Directions for this task:
Here are some entries; quote each one exactly.

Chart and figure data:
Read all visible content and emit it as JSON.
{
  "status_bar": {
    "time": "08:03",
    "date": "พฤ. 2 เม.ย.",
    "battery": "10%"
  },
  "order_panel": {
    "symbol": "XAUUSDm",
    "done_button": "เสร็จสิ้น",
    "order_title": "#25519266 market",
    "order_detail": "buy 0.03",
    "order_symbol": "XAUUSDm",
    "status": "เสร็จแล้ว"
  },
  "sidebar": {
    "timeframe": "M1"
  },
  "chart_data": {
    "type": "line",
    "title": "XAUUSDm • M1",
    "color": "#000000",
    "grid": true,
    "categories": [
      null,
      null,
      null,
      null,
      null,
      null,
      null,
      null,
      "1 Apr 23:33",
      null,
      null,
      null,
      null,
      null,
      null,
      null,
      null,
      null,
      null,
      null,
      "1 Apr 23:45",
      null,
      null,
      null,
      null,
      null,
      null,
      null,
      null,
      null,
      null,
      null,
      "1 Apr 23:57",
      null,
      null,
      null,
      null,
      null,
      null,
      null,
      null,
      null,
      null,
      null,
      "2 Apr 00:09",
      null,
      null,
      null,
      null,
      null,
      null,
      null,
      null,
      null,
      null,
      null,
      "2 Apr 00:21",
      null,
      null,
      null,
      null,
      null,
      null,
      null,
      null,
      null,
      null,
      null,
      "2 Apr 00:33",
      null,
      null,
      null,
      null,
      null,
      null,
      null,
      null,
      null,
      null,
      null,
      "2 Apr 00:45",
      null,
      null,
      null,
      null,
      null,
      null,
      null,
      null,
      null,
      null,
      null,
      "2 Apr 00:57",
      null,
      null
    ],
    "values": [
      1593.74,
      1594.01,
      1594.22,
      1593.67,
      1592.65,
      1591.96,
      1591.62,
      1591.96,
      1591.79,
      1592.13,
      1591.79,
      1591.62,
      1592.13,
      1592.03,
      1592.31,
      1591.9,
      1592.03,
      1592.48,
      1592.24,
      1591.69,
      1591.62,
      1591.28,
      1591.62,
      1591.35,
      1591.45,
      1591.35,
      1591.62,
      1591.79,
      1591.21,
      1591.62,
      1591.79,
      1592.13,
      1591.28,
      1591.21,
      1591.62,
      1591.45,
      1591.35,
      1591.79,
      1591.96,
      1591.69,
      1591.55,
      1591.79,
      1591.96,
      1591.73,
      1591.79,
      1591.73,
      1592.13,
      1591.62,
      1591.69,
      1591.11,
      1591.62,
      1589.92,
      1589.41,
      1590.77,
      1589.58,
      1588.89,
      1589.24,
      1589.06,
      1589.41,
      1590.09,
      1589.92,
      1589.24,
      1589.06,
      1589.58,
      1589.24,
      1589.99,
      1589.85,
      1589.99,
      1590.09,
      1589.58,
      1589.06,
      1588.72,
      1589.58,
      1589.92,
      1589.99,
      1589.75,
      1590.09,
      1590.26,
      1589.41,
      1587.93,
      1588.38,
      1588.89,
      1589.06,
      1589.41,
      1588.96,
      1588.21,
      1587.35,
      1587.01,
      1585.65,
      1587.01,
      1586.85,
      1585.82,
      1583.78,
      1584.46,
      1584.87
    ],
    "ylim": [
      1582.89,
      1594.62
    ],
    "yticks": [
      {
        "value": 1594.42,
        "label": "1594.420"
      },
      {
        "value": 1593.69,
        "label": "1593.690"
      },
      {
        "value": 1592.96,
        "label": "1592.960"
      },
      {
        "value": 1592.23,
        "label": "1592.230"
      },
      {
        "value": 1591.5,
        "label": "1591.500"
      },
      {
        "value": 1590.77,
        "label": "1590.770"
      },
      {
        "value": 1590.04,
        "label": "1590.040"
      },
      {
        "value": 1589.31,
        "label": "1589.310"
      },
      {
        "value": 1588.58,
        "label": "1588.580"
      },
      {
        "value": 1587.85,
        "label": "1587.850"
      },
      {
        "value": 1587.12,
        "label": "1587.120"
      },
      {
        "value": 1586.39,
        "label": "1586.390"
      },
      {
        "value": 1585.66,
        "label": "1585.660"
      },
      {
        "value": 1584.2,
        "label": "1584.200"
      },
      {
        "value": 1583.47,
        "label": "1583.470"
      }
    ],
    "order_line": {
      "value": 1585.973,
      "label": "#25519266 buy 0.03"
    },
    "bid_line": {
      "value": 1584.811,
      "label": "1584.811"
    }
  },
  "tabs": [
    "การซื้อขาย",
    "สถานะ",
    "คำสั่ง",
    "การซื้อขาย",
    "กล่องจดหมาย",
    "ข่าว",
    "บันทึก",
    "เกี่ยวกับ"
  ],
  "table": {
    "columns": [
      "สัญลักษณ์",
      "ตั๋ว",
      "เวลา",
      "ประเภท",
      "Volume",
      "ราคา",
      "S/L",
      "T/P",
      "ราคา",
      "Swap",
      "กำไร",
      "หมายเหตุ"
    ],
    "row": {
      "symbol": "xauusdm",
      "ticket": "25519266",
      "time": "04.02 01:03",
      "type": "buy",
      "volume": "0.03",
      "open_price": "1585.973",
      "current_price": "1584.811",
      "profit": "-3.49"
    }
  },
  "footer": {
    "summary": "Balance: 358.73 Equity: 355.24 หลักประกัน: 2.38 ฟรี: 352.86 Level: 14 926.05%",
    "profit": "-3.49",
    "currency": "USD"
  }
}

Solution for this task:
Read all visible content and emit it as JSON.
{
  "status_bar": {
    "time": "08:03",
    "date": "พฤ. 2 เม.ย.",
    "battery": "10%"
  },
  "order_panel": {
    "symbol": "XAUUSDm",
    "done_button": "เสร็จสิ้น",
    "order_title": "#25519266 market",
    "order_detail": "buy 0.03",
    "order_symbol": "XAUUSDm",
    "status": "เสร็จแล้ว"
  },
  "sidebar": {
    "timeframe": "M1"
  },
  "chart_data": {
    "type": "line",
    "title": "XAUUSDm • M1",
    "color": "#000000",
    "grid": true,
    "categories": [
      null,
      null,
      null,
      null,
      null,
      null,
      null,
      null,
      "1 Apr 23:33",
      null,
      null,
      null,
      null,
      null,
      null,
      null,
      null,
      null,
      null,
      null,
      "1 Apr 23:45",
      null,
      null,
      null,
      null,
      null,
      null,
      null,
      null,
      null,
      null,
      null,
      "1 Apr 23:57",
      null,
      null,
      null,
      null,
      null,
      null,
      null,
      null,
      null,
      null,
      null,
      "2 Apr 00:09",
      null,
      null,
      null,
      null,
      null,
      null,
      null,
      null,
      null,
      null,
      null,
      "2 Apr 00:21",
      null,
      null,
      null,
      null,
      null,
      null,
      null,
      null,
      null,
      null,
      null,
      "2 Apr 00:33",
      null,
      null,
      null,
      null,
      null,
      null,
      null,
      null,
      null,
      null,
      null,
      "2 Apr 00:45",
      null,
      null,
      null,
      null,
      null,
      null,
      null,
      null,
      null,
      null,
      null,
      "2 Apr 00:57",
      null,
      null
    ],
    "values": [
      1593.74,
      1594.01,
      1594.22,
      1593.67,
      1592.65,
      1591.96,
      1591.62,
      1591.96,
      1591.79,
      1592.13,
      1591.79,
      1591.62,
      1592.13,
      1592.03,
      1592.31,
      1591.9,
      1592.03,
      1592.48,
      1592.24,
      1591.69,
      1591.62,
      1591.28,
      1591.62,
      1591.35,
      1591.45,
      1591.35,
      1591.62,
      1591.79,
      1591.21,
      1591.62,
      1591.79,
      1592.13,
      1591.28,
      1591.21,
      1591.62,
      1591.45,
      1591.35,
      1591.79,
      1591.96,
      1591.69,
      1591.55,
      1591.79,
      1591.96,
      1591.73,
      1591.79,
      1591.73,
      1592.13,
      1591.62,
      1591.69,
      1591.11,
      1591.62,
      1589.92,
      1589.41,
      1590.77,
      1589.58,
      1588.89,
      1589.24,
      1589.06,
      1589.41,
      1590.09,
      1589.92,
      1589.24,
      1589.06,
      1589.58,
      1589.24,
      1589.99,
      1589.85,
      1589.99,
      1590.09,
      1589.58,
      1589.06,
      1588.72,
      1589.58,
      1589.92,
      1589.99,
      1589.75,
      1590.09,
      1590.26,
      1589.41,
      1587.93,
      1588.38,
      1588.89,
      1589.06,
      1589.41,
      1588.96,
      1588.21,
      1587.35,
      1587.01,
      1585.65,
      1587.01,
      1586.85,
      1585.82,
      1583.78,
      1584.46,
      1584.87
    ],
    "ylim": [
      1582.89,
      1594.62
    ],
    "yticks": [
      {
        "value": 1594.42,
        "label": "1594.420"
      },
      {
        "value": 1593.69,
        "label": "1593.690"
      },
      {
        "value": 1592.96,
        "label": "1592.960"
      },
      {
        "value": 1592.23,
        "label": "1592.230"
      },
      {
        "value": 1591.5,
        "label": "1591.500"
      },
      {
        "value": 1590.77,
        "label": "1590.770"
      },
      {
        "value": 1590.04,
        "label": "1590.040"
      },
      {
        "value": 1589.31,
        "label": "1589.310"
      },
      {
        "value": 1588.58,
        "label": "1588.580"
      },
      {
        "value": 1587.85,
        "label": "1587.850"
      },
      {
        "value": 1587.12,
        "label": "1587.120"
      },
      {
        "value": 1586.39,
        "label": "1586.390"
      },
      {
        "value": 1585.66,
        "label": "1585.660"
      },
      {
        "value": 1584.2,
        "label": "1584.200"
      },
      {
        "value": 1583.47,
        "label": "1583.470"
      }
    ],
    "order_line": {
      "value": 1585.973,
      "label": "#25519266 buy 0.03"
    },
    "bid_line": {
      "value": 1584.811,
      "label": "1584.811"
    }
  },
  "tabs": [
    "การซื้อขาย",
    "สถานะ",
    "คำสั่ง",
    "การซื้อขาย",
    "กล่องจดหมาย",
    "ข่าว",
    "บันทึก",
    "เกี่ยวกับ"
  ],
  "table": {
    "columns": [
      "สัญลักษณ์",
      "ตั๋ว",
      "เวลา",
      "ประเภท",
      "Volume",
      "ราคา",
      "S/L",
      "T/P",
      "ราคา",
      "Swap",
      "กำไร",
      "หมายเหตุ"
    ],
    "row": {
      "symbol": "xauusdm",
      "ticket": "25519266",
      "time": "04.02 01:03",
      "type": "buy",
      "volume": "0.03",
      "open_price": "1585.973",
      "current_price": "1584.811",
      "profit": "-3.49"
    }
  },
  "footer": {
    "summary": "Balance: 358.73 Equity: 355.24 หลักประกัน: 2.38 ฟรี: 352.86 Level: 14 926.05%",
    "profit": "-3.49",
    "currency": "USD"
  }
}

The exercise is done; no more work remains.